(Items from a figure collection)
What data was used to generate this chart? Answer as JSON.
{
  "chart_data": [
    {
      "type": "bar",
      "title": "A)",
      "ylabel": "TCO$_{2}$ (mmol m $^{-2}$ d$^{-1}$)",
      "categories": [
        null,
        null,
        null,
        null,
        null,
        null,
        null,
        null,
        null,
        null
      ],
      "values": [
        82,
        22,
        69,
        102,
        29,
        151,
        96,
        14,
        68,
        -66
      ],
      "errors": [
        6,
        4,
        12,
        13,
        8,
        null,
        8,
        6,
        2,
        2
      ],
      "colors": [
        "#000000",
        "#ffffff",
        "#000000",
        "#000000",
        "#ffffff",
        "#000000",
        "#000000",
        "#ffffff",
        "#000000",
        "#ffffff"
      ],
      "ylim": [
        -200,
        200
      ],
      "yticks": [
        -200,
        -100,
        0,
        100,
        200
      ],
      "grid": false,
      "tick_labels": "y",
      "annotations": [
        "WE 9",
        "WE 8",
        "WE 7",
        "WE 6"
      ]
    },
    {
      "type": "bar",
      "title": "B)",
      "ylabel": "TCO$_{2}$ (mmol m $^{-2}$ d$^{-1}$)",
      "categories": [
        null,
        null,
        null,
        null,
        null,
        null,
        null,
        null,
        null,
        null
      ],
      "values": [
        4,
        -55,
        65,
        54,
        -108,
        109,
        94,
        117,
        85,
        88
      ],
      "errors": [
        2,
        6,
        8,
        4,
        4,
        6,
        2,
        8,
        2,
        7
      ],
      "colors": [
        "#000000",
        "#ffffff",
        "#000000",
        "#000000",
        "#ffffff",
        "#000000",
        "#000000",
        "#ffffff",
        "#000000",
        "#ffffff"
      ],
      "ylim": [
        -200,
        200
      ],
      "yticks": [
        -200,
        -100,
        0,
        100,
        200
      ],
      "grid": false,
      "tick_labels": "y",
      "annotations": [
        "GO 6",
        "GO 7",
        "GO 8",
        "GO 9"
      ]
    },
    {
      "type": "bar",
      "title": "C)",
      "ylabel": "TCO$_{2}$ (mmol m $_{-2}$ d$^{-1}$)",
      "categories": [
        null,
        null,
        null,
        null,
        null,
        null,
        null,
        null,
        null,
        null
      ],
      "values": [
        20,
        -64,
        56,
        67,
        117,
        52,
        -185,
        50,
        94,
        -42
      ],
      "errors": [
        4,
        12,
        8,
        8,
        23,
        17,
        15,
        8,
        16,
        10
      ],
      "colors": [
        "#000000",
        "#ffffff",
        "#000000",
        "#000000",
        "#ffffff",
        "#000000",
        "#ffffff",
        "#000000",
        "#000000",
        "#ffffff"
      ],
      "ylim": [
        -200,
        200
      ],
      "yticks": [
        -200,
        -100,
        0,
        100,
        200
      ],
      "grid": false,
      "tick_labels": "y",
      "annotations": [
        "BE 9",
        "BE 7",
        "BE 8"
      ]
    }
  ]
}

Directive: Transcribe all of the lines in the records precisely.

Answer to the task:
What data was used to generate this chart? Answer as JSON.
{
  "chart_data": [
    {
      "type": "bar",
      "title": "A)",
      "ylabel": "TCO$_{2}$ (mmol m $^{-2}$ d$^{-1}$)",
      "categories": [
        null,
        null,
        null,
        null,
        null,
        null,
        null,
        null,
        null,
        null
      ],
      "values": [
        82,
        22,
        69,
        102,
        29,
        151,
        96,
        14,
        68,
        -66
      ],
      "errors": [
        6,
        4,
        12,
        13,
        8,
        null,
        8,
        6,
        2,
        2
      ],
      "colors": [
        "#000000",
        "#ffffff",
        "#000000",
        "#000000",
        "#ffffff",
        "#000000",
        "#000000",
        "#ffffff",
        "#000000",
        "#ffffff"
      ],
      "ylim": [
        -200,
        200
      ],
      "yticks": [
        -200,
        -100,
        0,
        100,
        200
      ],
      "grid": false,
      "tick_labels": "y",
      "annotations": [
        "WE 9",
        "WE 8",
        "WE 7",
        "WE 6"
      ]
    },
    {
      "type": "bar",
      "title": "B)",
      "ylabel": "TCO$_{2}$ (mmol m $^{-2}$ d$^{-1}$)",
      "categories": [
        null,
        null,
        null,
        null,
        null,
        null,
        null,
        null,
        null,
        null
      ],
      "values": [
        4,
        -55,
        65,
        54,
        -108,
        109,
        94,
        117,
        85,
        88
      ],
      "errors": [
        2,
        6,
        8,
        4,
        4,
        6,
        2,
        8,
        2,
        7
      ],
      "colors": [
        "#000000",
        "#ffffff",
        "#000000",
        "#000000",
        "#ffffff",
        "#000000",
        "#000000",
        "#ffffff",
        "#000000",
        "#ffffff"
      ],
      "ylim": [
        -200,
        200
      ],
      "yticks": [
        -200,
        -100,
        0,
        100,
        200
      ],
      "grid": false,
      "tick_labels": "y",
      "annotations": [
        "GO 6",
        "GO 7",
        "GO 8",
        "GO 9"
      ]
    },
    {
      "type": "bar",
      "title": "C)",
      "ylabel": "TCO$_{2}$ (mmol m $_{-2}$ d$^{-1}$)",
      "categories": [
        null,
        null,
        null,
        null,
        null,
        null,
        null,
        null,
        null,
        null
      ],
      "values": [
        20,
        -64,
        56,
        67,
        117,
        52,
        -185,
        50,
        94,
        -42
      ],
      "errors": [
        4,
        12,
        8,
        8,
        23,
        17,
        15,
        8,
        16,
        10
      ],
      "colors": [
        "#000000",
        "#ffffff",
        "#000000",
        "#000000",
        "#ffffff",
        "#000000",
        "#ffffff",
        "#000000",
        "#000000",
        "#ffffff"
      ],
      "ylim": [
        -200,
        200
      ],
      "yticks": [
        -200,
        -100,
        0,
        100,
        200
      ],
      "grid": false,
      "tick_labels": "y",
      "annotations": [
        "BE 9",
        "BE 7",
        "BE 8"
      ]
    }
  ]
}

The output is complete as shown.